▸ STATED EXERCISE
Can you rewrite the part of the records that opens with the first line and closes with the line containing "load-button[interactable]: Load [656,125,783,163]", swapping "interactable" for "clickable" and leaving everything else unchanged?

(Element location listings)
● ● ●

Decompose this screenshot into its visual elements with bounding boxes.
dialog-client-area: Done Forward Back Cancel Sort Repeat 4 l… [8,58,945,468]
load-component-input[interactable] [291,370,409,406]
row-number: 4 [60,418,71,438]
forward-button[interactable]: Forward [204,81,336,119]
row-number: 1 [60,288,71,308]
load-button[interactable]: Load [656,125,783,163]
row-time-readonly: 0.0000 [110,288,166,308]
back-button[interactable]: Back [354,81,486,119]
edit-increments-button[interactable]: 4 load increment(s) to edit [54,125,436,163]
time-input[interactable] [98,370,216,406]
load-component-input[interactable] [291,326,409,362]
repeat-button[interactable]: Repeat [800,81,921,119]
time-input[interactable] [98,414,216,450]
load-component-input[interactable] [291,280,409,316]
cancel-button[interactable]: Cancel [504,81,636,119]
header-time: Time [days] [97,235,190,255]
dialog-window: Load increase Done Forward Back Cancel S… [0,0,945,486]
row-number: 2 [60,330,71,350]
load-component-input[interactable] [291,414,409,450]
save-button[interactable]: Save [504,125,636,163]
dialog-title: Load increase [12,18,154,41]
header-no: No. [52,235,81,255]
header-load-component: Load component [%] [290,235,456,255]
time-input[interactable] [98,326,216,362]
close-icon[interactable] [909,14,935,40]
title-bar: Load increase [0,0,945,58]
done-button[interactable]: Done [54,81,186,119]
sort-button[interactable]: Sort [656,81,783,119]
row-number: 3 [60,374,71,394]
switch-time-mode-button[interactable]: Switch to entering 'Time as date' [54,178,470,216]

● ● ●

▸ WRITTEN REPLY
Decompose this screenshot into its visual elements with bounding boxes.
dialog-client-area: Done Forward Back Cancel Sort Repeat 4 l… [8,58,945,468]
load-component-input[clickable] [291,370,409,406]
row-number: 4 [60,418,71,438]
forward-button[clickable]: Forward [204,81,336,119]
row-number: 1 [60,288,71,308]
load-button[clickable]: Load [656,125,783,163]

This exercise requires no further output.